• **Passage given**:
BEGIN

Looking in categories. Automotive you’ve got—you’ve all hear the woes there. Our domestic is down, and I’m going to give you the quarter then followed by the year. Domestic automotive is down 12.4% and down 16% for the year. Foreign minus 33% and 22% for the year. Local is plus 97% and plus 54% for the year. And total automotive spending for the year is down 5.9% for the quarter and 7.5% for the year. Retail for the quarter was down 6% and 12% for the year. Soft drinks down 65% for the quarter and 15% for the year. Fast food came back strong in the fourth quarter with a plus 70% and for the year was plus 11.4%. Movies continued to be soft at minus18% for the quarter and minus 6% for the year. Political was minus 94% and minus 73%. Total political for us in Q4 2007 was $18,000 and full year was $104,000. Corporate packaged goods, we were up 6.3% in the quarter and plus 15% for the year. Schools and education, plus 8.7% for the quarter and down 1.5% for the year. Telecommunications were up 76% in the fourth quarter and plus 29% for the year. Banking and financial, we were down 13% for the quarter and minus 16% for the year.

On the pacing set up for first quarter we finished January at plus 2.4%, February plus 5.3%; March is currently pacing down at 1.3% for a quarter pace of plus 2%.

We just received our last ratings book from February and our Albuquerque market--I had a brief moment to look at it before I got on the call. All four of our metered market stations show year-to-year gains in key day parts with the exception of prime time and there is an exception there, at that’s My Network television station which had virtually no ratings last February and prime is up nicely in February 2008. Our two [inaudible] markets are down year-to-year in February, but are both up from our November performance.

On The Daily Buzz side, Tom talked about we’ve turned our first ever stand alone profit; we’re happy about that and expect the profit and revenue to grow at The Daily Buzz with The Daily Buzz going fully this year. And we are way ahead on our renewals with current affiliates versus last year.

And with that I will throw the call to Jamie.

END

Records of where elements appear:
BEGIN

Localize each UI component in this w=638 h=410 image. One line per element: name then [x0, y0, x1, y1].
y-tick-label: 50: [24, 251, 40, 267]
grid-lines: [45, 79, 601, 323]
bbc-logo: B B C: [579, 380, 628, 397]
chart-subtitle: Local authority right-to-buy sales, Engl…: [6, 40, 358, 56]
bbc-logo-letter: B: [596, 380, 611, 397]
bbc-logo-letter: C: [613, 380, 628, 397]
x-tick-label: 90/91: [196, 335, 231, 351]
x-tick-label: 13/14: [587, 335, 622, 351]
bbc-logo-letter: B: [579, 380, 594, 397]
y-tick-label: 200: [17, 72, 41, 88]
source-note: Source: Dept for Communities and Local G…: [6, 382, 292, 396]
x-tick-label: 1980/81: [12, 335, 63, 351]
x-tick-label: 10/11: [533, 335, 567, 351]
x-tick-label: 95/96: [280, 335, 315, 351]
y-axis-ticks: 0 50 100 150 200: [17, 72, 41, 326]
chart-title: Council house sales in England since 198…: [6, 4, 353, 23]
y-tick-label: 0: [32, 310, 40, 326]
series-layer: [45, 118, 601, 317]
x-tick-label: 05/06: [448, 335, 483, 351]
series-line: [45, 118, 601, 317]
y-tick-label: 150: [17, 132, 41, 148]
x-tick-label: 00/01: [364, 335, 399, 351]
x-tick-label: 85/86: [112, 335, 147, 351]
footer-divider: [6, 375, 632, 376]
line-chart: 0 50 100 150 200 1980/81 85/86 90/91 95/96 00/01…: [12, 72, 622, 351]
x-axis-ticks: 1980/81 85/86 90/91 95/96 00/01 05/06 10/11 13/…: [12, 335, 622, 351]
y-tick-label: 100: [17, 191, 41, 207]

END

• **What you need to do**: Please set down the entire passage on advertising categories and ratings word for word.

• **Answer to this exercise**:
Looking in categories. Automotive you’ve got—you’ve all hear the woes there. Our domestic is down, and I’m going to give you the quarter then followed by the year. Domestic automotive is down 12.4% and down 16% for the year. Foreign minus 33% and 22% for the year. Local is plus 97% and plus 54% for the year. And total automotive spending for the year is down 5.9% for the quarter and 7.5% for the year. Retail for the quarter was down 6% and 12% for the year. Soft drinks down 65% for the quarter and 15% for the year. Fast food came back strong in the fourth quarter with a plus 70% and for the year was plus 11.4%. Movies continued to be soft at minus18% for the quarter and minus 6% for the year. Political was minus 94% and minus 73%. Total political for us in Q4 2007 was $18,000 and full year was $104,000. Corporate packaged goods, we were up 6.3% in the quarter and plus 15% for the year. Schools and education, plus 8.7% for the quarter and down 1.5% for the year. Telecommunications were up 76% in the fourth quarter and plus 29% for the year. Banking and financial, we were down 13% for the quarter and minus 16% for the year.

On the pacing set up for first quarter we finished January at plus 2.4%, February plus 5.3%; March is currently pacing down at 1.3% for a quarter pace of plus 2%.

We just received our last ratings book from February and our Albuquerque market--I had a brief moment to look at it before I got on the call. All four of our metered market stations show year-to-year gains in key day parts with the exception of prime time and there is an exception there, at that’s My Network television station which had virtually no ratings last February and prime is up nicely in February 2008. Our two [inaudible] markets are down year-to-year in February, but are both up from our November performance.

On The Daily Buzz side, Tom talked about we’ve turned our first ever stand alone profit; we’re happy about that and expect the profit and revenue to grow at The Daily Buzz with The Daily Buzz going fully this year. And we are way ahead on our renewals with current affiliates versus last year.

And with that I will throw the call to Jamie.